EXERCISE DESCRIPTION. Pull out each line of the records holding the string "ylabel".

────────

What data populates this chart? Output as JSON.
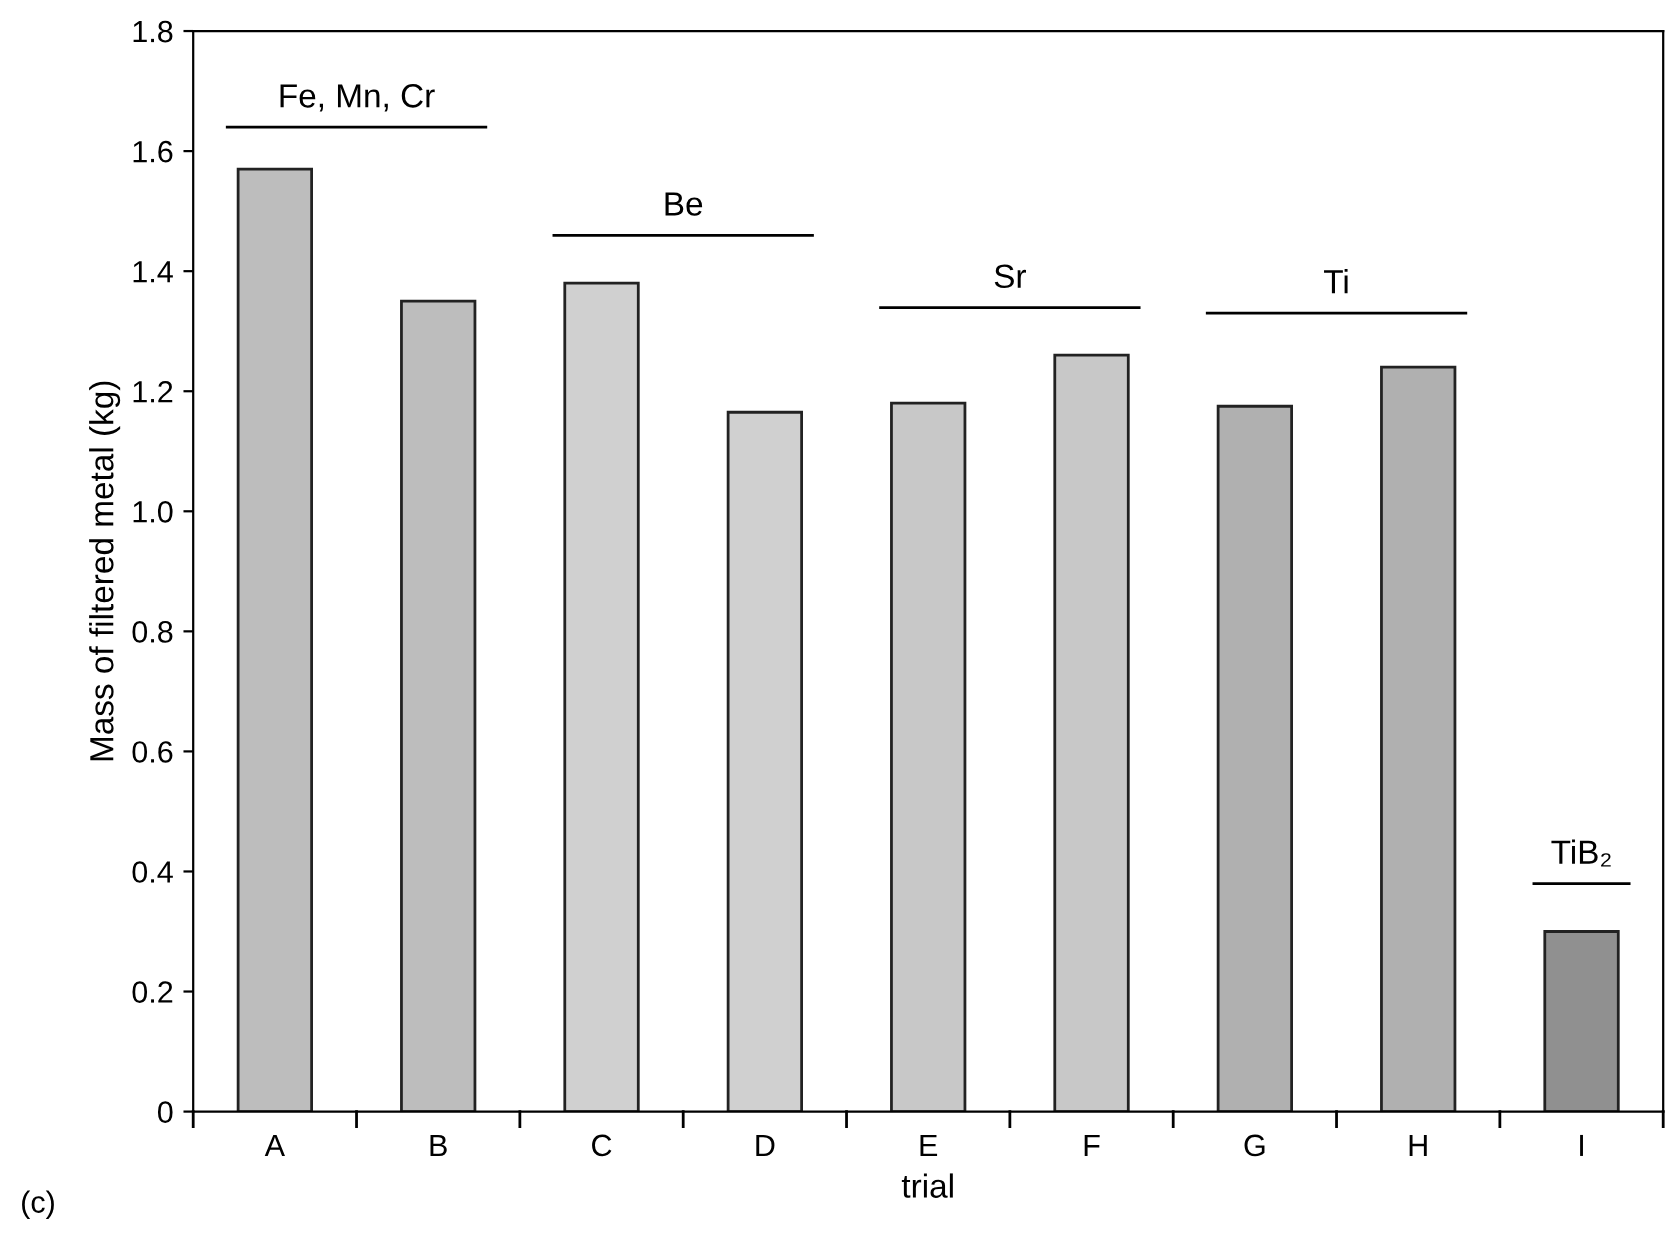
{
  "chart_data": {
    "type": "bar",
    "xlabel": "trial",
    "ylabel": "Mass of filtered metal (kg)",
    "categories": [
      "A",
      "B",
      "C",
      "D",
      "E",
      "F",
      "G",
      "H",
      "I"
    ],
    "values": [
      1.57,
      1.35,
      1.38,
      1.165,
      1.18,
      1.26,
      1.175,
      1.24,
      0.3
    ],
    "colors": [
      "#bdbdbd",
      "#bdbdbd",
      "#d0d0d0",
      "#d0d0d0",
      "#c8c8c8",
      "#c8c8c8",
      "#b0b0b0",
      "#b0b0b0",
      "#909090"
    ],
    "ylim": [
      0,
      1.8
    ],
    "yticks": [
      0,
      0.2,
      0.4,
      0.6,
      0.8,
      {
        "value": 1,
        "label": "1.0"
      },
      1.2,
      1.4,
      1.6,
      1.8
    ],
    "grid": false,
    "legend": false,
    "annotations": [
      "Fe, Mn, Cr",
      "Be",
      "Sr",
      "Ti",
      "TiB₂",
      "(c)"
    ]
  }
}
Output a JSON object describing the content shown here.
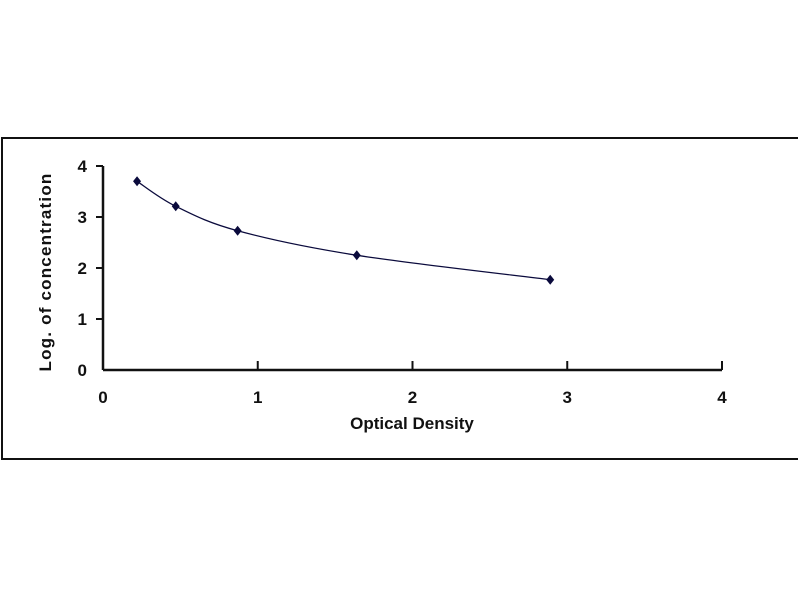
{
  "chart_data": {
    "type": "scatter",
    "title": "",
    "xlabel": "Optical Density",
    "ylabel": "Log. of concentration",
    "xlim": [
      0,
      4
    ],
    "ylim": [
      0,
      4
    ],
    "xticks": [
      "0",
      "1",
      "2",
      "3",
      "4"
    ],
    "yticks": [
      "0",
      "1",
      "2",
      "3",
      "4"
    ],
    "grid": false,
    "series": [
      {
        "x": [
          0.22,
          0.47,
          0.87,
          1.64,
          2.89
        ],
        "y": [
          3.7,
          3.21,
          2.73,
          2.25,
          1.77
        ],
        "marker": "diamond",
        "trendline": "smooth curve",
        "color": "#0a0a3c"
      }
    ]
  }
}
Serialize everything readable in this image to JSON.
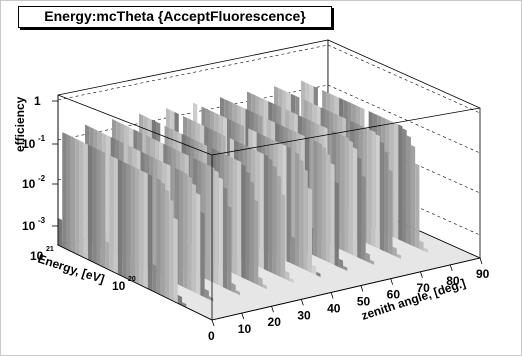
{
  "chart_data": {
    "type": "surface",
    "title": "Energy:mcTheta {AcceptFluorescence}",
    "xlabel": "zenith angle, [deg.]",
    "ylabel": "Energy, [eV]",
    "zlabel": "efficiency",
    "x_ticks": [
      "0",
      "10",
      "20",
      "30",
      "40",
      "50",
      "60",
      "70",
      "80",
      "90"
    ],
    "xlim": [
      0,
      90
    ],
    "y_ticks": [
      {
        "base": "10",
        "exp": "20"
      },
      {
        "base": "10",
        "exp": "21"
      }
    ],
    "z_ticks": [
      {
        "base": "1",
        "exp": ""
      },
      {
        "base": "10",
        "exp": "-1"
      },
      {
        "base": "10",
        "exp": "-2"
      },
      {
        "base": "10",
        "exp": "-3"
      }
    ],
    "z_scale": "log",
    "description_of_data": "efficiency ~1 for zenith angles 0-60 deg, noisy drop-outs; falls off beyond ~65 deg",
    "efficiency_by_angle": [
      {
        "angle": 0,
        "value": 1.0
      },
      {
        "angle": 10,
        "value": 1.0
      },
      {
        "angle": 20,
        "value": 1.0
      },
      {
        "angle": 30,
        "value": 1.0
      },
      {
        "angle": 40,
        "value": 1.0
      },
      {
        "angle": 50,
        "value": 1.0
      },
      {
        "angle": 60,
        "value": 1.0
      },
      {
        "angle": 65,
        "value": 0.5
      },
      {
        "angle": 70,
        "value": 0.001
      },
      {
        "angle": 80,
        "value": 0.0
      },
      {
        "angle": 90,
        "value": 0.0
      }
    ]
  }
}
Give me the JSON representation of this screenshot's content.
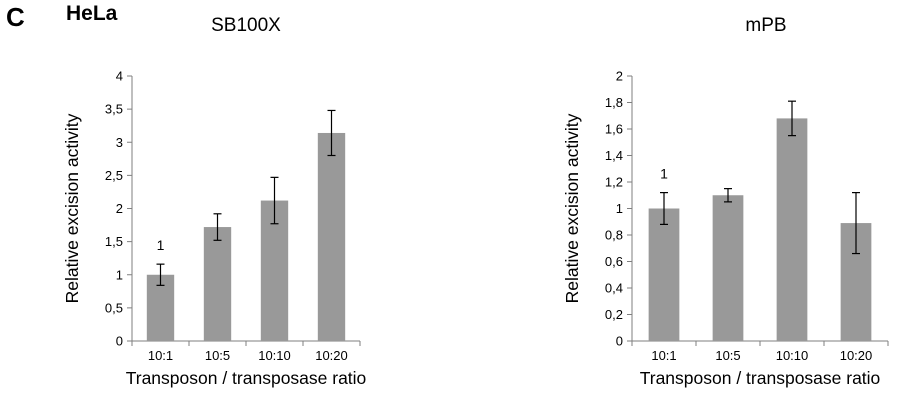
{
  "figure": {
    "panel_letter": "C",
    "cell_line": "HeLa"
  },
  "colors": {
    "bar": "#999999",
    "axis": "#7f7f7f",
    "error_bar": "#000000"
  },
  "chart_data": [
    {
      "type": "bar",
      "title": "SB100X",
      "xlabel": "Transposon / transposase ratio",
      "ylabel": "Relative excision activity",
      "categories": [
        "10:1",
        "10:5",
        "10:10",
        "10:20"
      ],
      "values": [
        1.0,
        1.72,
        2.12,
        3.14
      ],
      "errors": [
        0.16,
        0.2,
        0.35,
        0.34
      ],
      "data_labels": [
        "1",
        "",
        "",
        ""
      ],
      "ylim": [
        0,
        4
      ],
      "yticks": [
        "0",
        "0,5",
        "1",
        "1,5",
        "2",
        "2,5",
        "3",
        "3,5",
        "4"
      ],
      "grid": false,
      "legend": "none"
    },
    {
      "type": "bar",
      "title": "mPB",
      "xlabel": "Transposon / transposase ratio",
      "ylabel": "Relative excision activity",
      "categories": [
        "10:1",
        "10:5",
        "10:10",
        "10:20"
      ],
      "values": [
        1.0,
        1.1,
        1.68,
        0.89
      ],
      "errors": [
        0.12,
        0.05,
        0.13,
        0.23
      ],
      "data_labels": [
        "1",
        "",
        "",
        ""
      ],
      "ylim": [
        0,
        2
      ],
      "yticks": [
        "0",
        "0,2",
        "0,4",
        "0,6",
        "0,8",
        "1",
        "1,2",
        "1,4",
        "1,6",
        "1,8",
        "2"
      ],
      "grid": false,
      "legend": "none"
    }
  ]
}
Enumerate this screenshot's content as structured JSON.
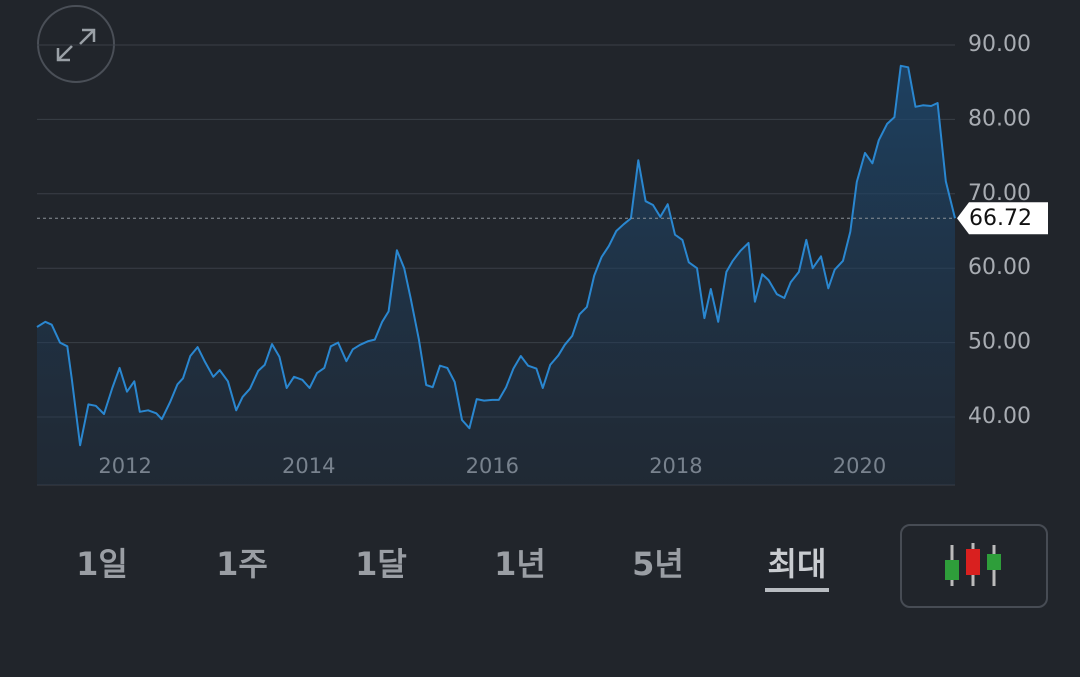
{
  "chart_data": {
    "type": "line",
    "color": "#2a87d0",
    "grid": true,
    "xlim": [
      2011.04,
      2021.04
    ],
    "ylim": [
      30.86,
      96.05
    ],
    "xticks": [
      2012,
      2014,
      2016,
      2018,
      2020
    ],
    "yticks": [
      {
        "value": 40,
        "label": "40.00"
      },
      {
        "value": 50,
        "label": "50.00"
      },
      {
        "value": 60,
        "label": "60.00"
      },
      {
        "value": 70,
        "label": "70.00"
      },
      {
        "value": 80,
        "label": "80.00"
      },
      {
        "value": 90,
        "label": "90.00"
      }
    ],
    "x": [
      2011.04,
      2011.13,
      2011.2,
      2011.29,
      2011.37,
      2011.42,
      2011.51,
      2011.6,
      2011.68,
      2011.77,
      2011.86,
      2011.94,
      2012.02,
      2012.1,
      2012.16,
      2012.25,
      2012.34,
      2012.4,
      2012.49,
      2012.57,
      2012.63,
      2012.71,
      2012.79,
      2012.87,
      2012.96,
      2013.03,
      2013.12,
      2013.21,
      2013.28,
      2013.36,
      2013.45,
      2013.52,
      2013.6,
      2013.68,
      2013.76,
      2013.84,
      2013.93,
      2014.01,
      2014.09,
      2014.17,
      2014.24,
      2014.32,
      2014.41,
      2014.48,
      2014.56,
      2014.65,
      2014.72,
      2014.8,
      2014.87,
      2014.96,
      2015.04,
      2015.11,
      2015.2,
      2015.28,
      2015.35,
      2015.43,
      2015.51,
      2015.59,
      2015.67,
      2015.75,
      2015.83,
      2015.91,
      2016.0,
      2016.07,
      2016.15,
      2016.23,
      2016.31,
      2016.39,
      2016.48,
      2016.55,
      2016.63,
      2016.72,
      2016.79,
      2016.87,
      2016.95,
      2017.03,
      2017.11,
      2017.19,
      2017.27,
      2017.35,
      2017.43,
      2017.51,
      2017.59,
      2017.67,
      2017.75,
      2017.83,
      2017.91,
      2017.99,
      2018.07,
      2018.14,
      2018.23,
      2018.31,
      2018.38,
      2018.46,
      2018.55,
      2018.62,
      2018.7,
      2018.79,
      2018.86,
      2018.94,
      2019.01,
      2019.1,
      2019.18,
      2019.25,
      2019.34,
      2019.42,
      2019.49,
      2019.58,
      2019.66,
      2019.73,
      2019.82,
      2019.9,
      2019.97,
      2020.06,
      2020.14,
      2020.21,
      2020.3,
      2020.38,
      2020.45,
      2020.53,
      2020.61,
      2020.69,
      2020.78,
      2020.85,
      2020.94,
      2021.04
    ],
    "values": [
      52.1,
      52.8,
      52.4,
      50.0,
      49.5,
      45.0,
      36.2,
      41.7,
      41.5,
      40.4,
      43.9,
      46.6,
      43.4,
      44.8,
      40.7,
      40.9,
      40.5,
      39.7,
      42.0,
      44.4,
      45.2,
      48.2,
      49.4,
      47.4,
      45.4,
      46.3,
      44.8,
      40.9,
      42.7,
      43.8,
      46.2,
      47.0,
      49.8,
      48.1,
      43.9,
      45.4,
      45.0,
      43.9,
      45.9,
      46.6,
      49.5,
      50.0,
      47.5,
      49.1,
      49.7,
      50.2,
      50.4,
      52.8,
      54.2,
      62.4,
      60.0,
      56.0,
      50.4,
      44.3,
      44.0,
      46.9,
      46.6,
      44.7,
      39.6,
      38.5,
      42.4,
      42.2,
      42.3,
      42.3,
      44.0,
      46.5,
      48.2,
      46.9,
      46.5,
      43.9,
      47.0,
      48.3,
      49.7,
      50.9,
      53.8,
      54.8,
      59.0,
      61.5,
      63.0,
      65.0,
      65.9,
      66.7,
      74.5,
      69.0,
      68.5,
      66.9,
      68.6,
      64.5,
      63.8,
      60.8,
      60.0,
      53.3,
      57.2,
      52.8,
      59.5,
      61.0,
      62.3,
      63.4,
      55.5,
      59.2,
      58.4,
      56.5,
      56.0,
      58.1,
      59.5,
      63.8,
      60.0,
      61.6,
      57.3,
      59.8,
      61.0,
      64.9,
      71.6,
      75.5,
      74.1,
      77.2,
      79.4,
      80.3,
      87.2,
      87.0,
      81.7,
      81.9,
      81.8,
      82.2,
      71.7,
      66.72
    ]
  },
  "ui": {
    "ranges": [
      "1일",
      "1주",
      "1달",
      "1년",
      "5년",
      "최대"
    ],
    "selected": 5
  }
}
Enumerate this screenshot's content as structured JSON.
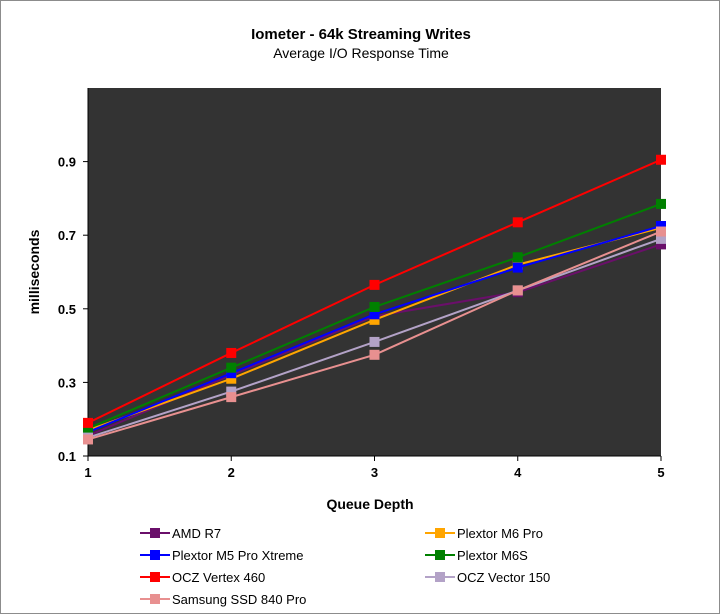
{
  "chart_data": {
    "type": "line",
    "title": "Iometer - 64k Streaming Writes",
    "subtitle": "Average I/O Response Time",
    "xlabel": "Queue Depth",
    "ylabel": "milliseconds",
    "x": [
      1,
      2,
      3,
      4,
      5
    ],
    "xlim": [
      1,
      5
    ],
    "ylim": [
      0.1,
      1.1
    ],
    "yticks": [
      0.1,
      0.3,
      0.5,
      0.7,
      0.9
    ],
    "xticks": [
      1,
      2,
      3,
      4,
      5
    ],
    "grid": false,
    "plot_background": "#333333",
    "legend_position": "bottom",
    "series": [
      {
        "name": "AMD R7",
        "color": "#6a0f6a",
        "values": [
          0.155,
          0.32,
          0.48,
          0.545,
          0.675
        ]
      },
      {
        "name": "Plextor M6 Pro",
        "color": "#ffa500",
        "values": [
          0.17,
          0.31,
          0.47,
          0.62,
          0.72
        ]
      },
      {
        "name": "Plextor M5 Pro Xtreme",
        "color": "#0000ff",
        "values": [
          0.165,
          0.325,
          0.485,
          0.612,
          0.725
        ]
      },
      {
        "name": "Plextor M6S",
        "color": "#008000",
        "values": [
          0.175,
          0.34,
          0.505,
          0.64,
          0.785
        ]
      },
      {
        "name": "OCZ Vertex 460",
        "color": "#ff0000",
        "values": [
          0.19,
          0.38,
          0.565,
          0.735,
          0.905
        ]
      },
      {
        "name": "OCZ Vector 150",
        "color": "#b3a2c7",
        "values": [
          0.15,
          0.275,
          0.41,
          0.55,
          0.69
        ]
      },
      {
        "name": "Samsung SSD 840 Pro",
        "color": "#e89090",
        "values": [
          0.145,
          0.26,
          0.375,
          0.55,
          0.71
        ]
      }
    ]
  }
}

────────

TASK ANSWER.
    "ylabel": "Mass of filtered metal (kg)",
    "ylabel": "Log. of concentration",
    "ylabel": "Energy, [eV]",
      "ylabel": "Relative excision activity",
      "ylabel": "Relative excision activity",
    "ylabel": "milliseconds",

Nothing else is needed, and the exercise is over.